== Records supplied
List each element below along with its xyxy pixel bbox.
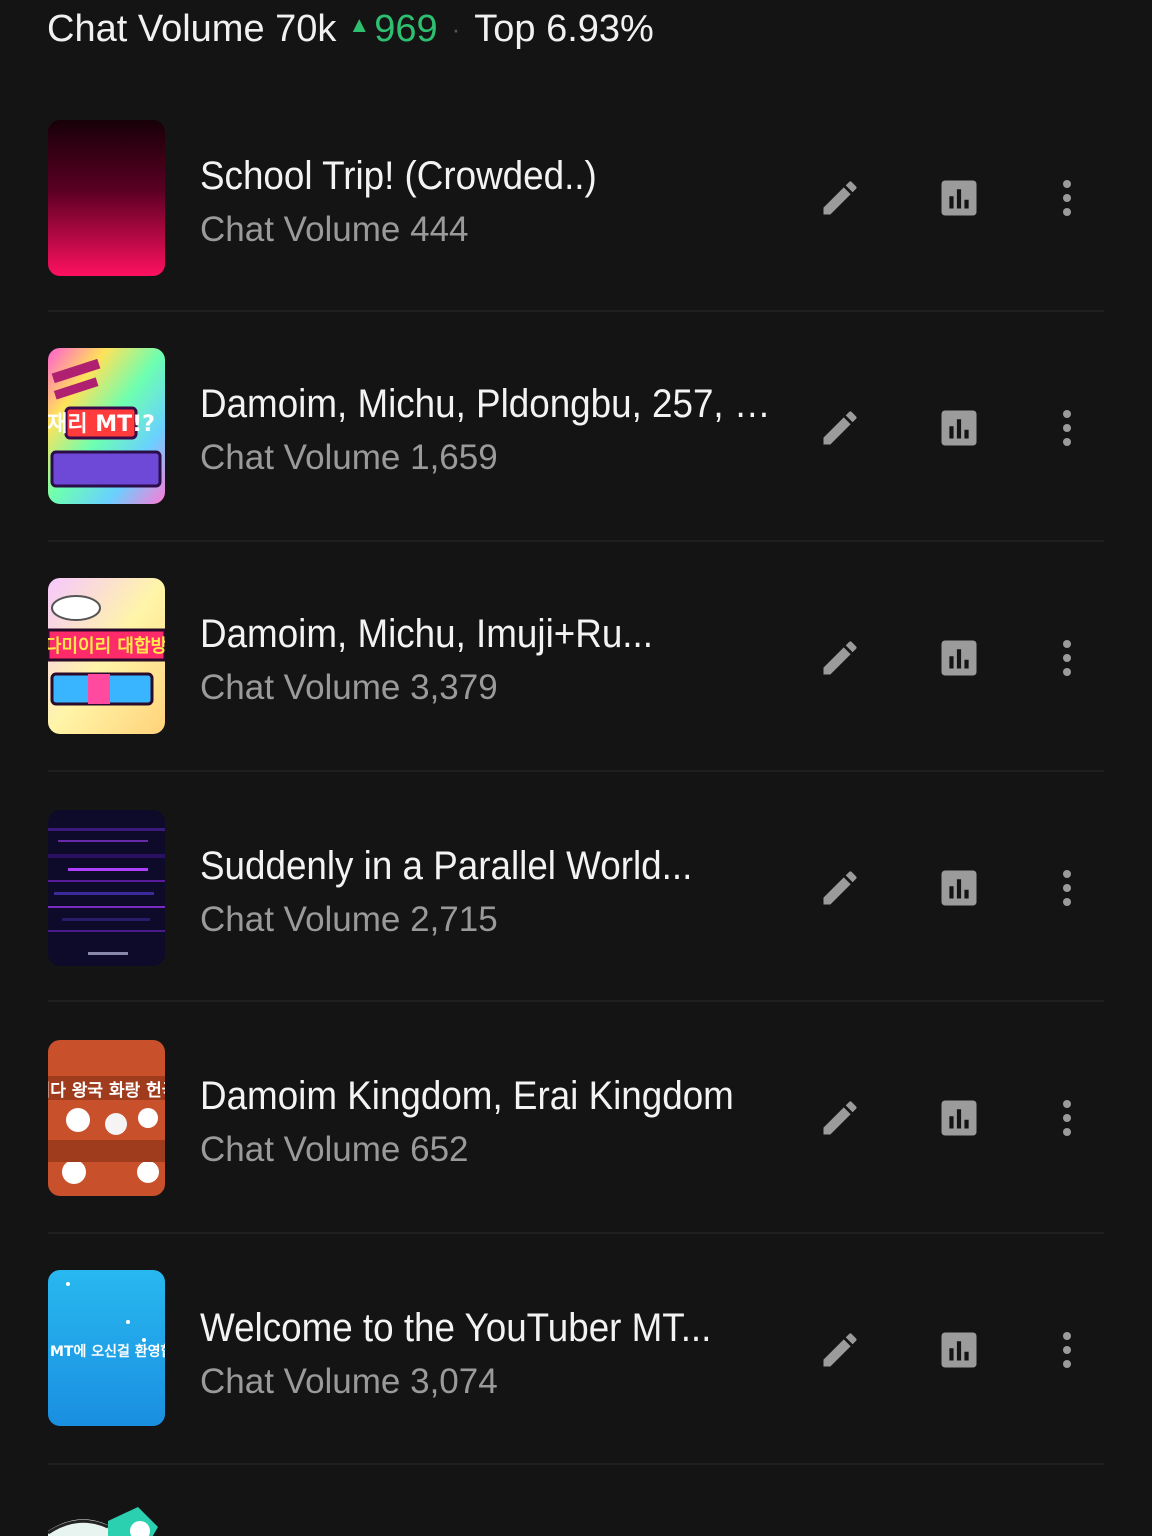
more-options-button[interactable]: [1037, 1320, 1097, 1380]
list-item-texts: School Trip! (Crowded..) Chat Volume 444: [200, 152, 790, 252]
list-item[interactable]: 재리 MT!? Damoim, Michu, Pldongbu, 257, Gy…: [0, 310, 1152, 540]
list-item-chat-volume: Chat Volume 444: [200, 210, 469, 249]
edit-button[interactable]: [810, 1088, 870, 1148]
bar-chart-icon: [941, 1332, 977, 1368]
thumbnail-merge-room: 다미이리 대합방: [48, 578, 165, 734]
analytics-button[interactable]: [929, 398, 989, 458]
analytics-button[interactable]: [929, 1320, 989, 1380]
list-item-title: Welcome to the YouTuber MT...: [200, 1306, 712, 1350]
increase-arrow-icon: ▲: [348, 12, 371, 37]
list-item[interactable]: 유튜버 MT에 오신걸 환영합니다! Welcome to the YouTub…: [0, 1232, 1152, 1462]
edit-button[interactable]: [810, 398, 870, 458]
pencil-icon: [823, 1101, 857, 1135]
thumbnail-rainbow: 재리 MT!?: [48, 348, 165, 504]
list-item-texts: Damoim, Michu, Pldongbu, 257, Gya... Cha…: [200, 380, 790, 480]
thumbnail-youtuber-mt: 유튜버 MT에 오신걸 환영합니다!: [48, 1270, 165, 1426]
pencil-icon: [823, 871, 857, 905]
analytics-button[interactable]: [929, 1088, 989, 1148]
list-item[interactable]: 다미이리 대합방 Damoim, Michu, Imuji+Ru... Chat…: [0, 540, 1152, 770]
list-item[interactable]: School Trip! (Crowded..) Chat Volume 444: [0, 80, 1152, 310]
edit-button[interactable]: [810, 628, 870, 688]
list-item-texts: Damoim, Michu, Imuji+Ru... Chat Volume 3…: [200, 610, 790, 710]
edit-button[interactable]: [810, 168, 870, 228]
list-item[interactable]: Suddenly in a Parallel World... Chat Vol…: [0, 770, 1152, 1000]
separator-dot: ·: [451, 13, 461, 44]
list-item-texts: Suddenly in a Parallel World... Chat Vol…: [200, 842, 790, 942]
thumbnail-school-trip: [48, 120, 165, 276]
pencil-icon: [823, 411, 857, 445]
analytics-button[interactable]: [929, 628, 989, 688]
list-item-texts: Welcome to the YouTuber MT... Chat Volum…: [200, 1304, 790, 1404]
pencil-icon: [823, 181, 857, 215]
more-vertical-icon: [1063, 870, 1071, 906]
list-item-chat-volume: Chat Volume 652: [200, 1130, 469, 1169]
list-item[interactable]: 이다 왕국 화랑 헌국 Damoim Kingdom, Erai Kingdom…: [0, 1000, 1152, 1230]
list-item-chat-volume: Chat Volume 1,659: [200, 438, 498, 477]
list-item-texts: Damoim Kingdom, Erai Kingdom Chat Volume…: [200, 1072, 790, 1172]
more-vertical-icon: [1063, 410, 1071, 446]
pencil-icon: [823, 1333, 857, 1367]
more-options-button[interactable]: [1037, 398, 1097, 458]
more-options-button[interactable]: [1037, 858, 1097, 918]
more-vertical-icon: [1063, 1332, 1071, 1368]
analytics-button[interactable]: [929, 858, 989, 918]
more-vertical-icon: [1063, 640, 1071, 676]
thumbnail-partial: [48, 1501, 165, 1536]
pencil-icon: [823, 641, 857, 675]
bar-chart-icon: [941, 640, 977, 676]
bar-chart-icon: [941, 410, 977, 446]
more-vertical-icon: [1063, 180, 1071, 216]
thumbnail-parallel-world: [48, 810, 165, 966]
edit-button[interactable]: [810, 858, 870, 918]
thumb-text: 유튜버 MT에 오신걸 환영합니다!: [48, 1343, 165, 1360]
thumbnail-kingdom: 이다 왕국 화랑 헌국: [48, 1040, 165, 1196]
more-vertical-icon: [1063, 1100, 1071, 1136]
total-chat-volume: Chat Volume 70k: [47, 7, 337, 50]
list-item-chat-volume: Chat Volume 3,074: [200, 1362, 498, 1401]
list-item-title: School Trip! (Crowded..): [200, 154, 597, 198]
thumb-text: 재리 MT!?: [48, 412, 155, 437]
bar-chart-icon: [941, 870, 977, 906]
rank-percentile: Top 6.93%: [474, 7, 654, 50]
list-item-title: Suddenly in a Parallel World...: [200, 844, 693, 888]
list-item-chat-volume: Chat Volume 2,715: [200, 900, 498, 939]
more-options-button[interactable]: [1037, 168, 1097, 228]
list-item[interactable]: [0, 1463, 1152, 1536]
analytics-button[interactable]: [929, 168, 989, 228]
edit-button[interactable]: [810, 1320, 870, 1380]
chat-volume-summary: Chat Volume 70k ▲ 969 · Top 6.93%: [47, 4, 654, 54]
list-item-title: Damoim, Michu, Imuji+Ru...: [200, 612, 653, 656]
list-item-chat-volume: Chat Volume 3,379: [200, 668, 498, 707]
more-options-button[interactable]: [1037, 1088, 1097, 1148]
bar-chart-icon: [941, 180, 977, 216]
more-options-button[interactable]: [1037, 628, 1097, 688]
thumb-text: 이다 왕국 화랑 헌국: [48, 1081, 165, 1101]
bar-chart-icon: [941, 1100, 977, 1136]
list-item-title: Damoim, Michu, Pldongbu, 257, Gya...: [200, 382, 789, 426]
list-item-title: Damoim Kingdom, Erai Kingdom: [200, 1074, 734, 1118]
chat-list-page: Chat Volume 70k ▲ 969 · Top 6.93% School…: [0, 0, 1152, 1536]
thumb-text: 다미이리 대합방: [48, 635, 165, 657]
chat-volume-delta: 969: [374, 7, 438, 50]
====
What you are asked to do:
Write out all of the items above word for word, leaving out the pictures.

Complete answer:
List each element below along with its xyxy pixel bbox.
more-options-button[interactable]: [1037, 1320, 1097, 1380]
list-item-texts: School Trip! (Crowded..) Chat Volume 444: [200, 152, 790, 252]
list-item[interactable]: 재리 MT!? Damoim, Michu, Pldongbu, 257, Gy…: [0, 310, 1152, 540]
list-item-chat-volume: Chat Volume 444: [200, 210, 469, 249]
edit-button[interactable]: [810, 1088, 870, 1148]
bar-chart-icon: [941, 1332, 977, 1368]
thumbnail-merge-room: 다미이리 대합방: [48, 578, 165, 734]
analytics-button[interactable]: [929, 398, 989, 458]
analytics-button[interactable]: [929, 1320, 989, 1380]
list-item-title: Welcome to the YouTuber MT...: [200, 1306, 712, 1350]
increase-arrow-icon: ▲: [348, 12, 371, 37]
list-item[interactable]: 유튜버 MT에 오신걸 환영합니다! Welcome to the YouTub…: [0, 1232, 1152, 1462]
edit-button[interactable]: [810, 398, 870, 458]
pencil-icon: [823, 1101, 857, 1135]
thumbnail-rainbow: 재리 MT!?: [48, 348, 165, 504]
list-item-texts: Damoim, Michu, Pldongbu, 257, Gya... Cha…: [200, 380, 790, 480]
thumbnail-youtuber-mt: 유튜버 MT에 오신걸 환영합니다!: [48, 1270, 165, 1426]
pencil-icon: [823, 871, 857, 905]
analytics-button[interactable]: [929, 1088, 989, 1148]
list-item[interactable]: 다미이리 대합방 Damoim, Michu, Imuji+Ru... Chat…: [0, 540, 1152, 770]
list-item[interactable]: School Trip! (Crowded..) Chat Volume 444: [0, 80, 1152, 310]
edit-button[interactable]: [810, 628, 870, 688]
list-item-texts: Damoim, Michu, Imuji+Ru... Chat Volume 3…: [200, 610, 790, 710]
edit-button[interactable]: [810, 168, 870, 228]
list-item[interactable]: Suddenly in a Parallel World... Chat Vol…: [0, 770, 1152, 1000]
separator-dot: ·: [451, 13, 461, 44]
list-item-texts: Suddenly in a Parallel World... Chat Vol…: [200, 842, 790, 942]
thumbnail-school-trip: [48, 120, 165, 276]
pencil-icon: [823, 411, 857, 445]
analytics-button[interactable]: [929, 628, 989, 688]
list-item-texts: Welcome to the YouTuber MT... Chat Volum…: [200, 1304, 790, 1404]
pencil-icon: [823, 181, 857, 215]
more-vertical-icon: [1063, 870, 1071, 906]
list-item-chat-volume: Chat Volume 652: [200, 1130, 469, 1169]
list-item[interactable]: 이다 왕국 화랑 헌국 Damoim Kingdom, Erai Kingdom…: [0, 1000, 1152, 1230]
list-item-chat-volume: Chat Volume 1,659: [200, 438, 498, 477]
list-item-texts: Damoim Kingdom, Erai Kingdom Chat Volume…: [200, 1072, 790, 1172]
more-vertical-icon: [1063, 410, 1071, 446]
pencil-icon: [823, 1333, 857, 1367]
more-options-button[interactable]: [1037, 398, 1097, 458]
more-options-button[interactable]: [1037, 858, 1097, 918]
more-vertical-icon: [1063, 1332, 1071, 1368]
analytics-button[interactable]: [929, 858, 989, 918]
more-vertical-icon: [1063, 640, 1071, 676]
thumbnail-partial: [48, 1501, 165, 1536]
pencil-icon: [823, 641, 857, 675]
bar-chart-icon: [941, 640, 977, 676]
bar-chart-icon: [941, 410, 977, 446]
more-vertical-icon: [1063, 180, 1071, 216]
thumbnail-parallel-world: [48, 810, 165, 966]
edit-button[interactable]: [810, 858, 870, 918]
thumb-text: 유튜버 MT에 오신걸 환영합니다!: [48, 1343, 165, 1360]
thumbnail-kingdom: 이다 왕국 화랑 헌국: [48, 1040, 165, 1196]
more-vertical-icon: [1063, 1100, 1071, 1136]
total-chat-volume: Chat Volume 70k: [47, 7, 337, 50]
list-item-chat-volume: Chat Volume 3,074: [200, 1362, 498, 1401]
list-item-title: School Trip! (Crowded..): [200, 154, 597, 198]
thumb-text: 재리 MT!?: [48, 412, 155, 437]
bar-chart-icon: [941, 870, 977, 906]
rank-percentile: Top 6.93%: [474, 7, 654, 50]
list-item-title: Suddenly in a Parallel World...: [200, 844, 693, 888]
list-item-chat-volume: Chat Volume 2,715: [200, 900, 498, 939]
more-options-button[interactable]: [1037, 168, 1097, 228]
list-item[interactable]: [0, 1463, 1152, 1536]
analytics-button[interactable]: [929, 168, 989, 228]
edit-button[interactable]: [810, 1320, 870, 1380]
chat-volume-summary: Chat Volume 70k ▲ 969 · Top 6.93%: [47, 4, 654, 54]
list-item-title: Damoim, Michu, Imuji+Ru...: [200, 612, 653, 656]
list-item-chat-volume: Chat Volume 3,379: [200, 668, 498, 707]
more-options-button[interactable]: [1037, 1088, 1097, 1148]
bar-chart-icon: [941, 180, 977, 216]
more-options-button[interactable]: [1037, 628, 1097, 688]
thumb-text: 이다 왕국 화랑 헌국: [48, 1081, 165, 1101]
bar-chart-icon: [941, 1100, 977, 1136]
list-item-title: Damoim, Michu, Pldongbu, 257, Gya...: [200, 382, 789, 426]
list-item-title: Damoim Kingdom, Erai Kingdom: [200, 1074, 734, 1118]
chat-list-page: Chat Volume 70k ▲ 969 · Top 6.93% School…: [0, 0, 1152, 1536]
thumb-text: 다미이리 대합방: [48, 635, 165, 657]
chat-volume-delta: 969: [374, 7, 438, 50]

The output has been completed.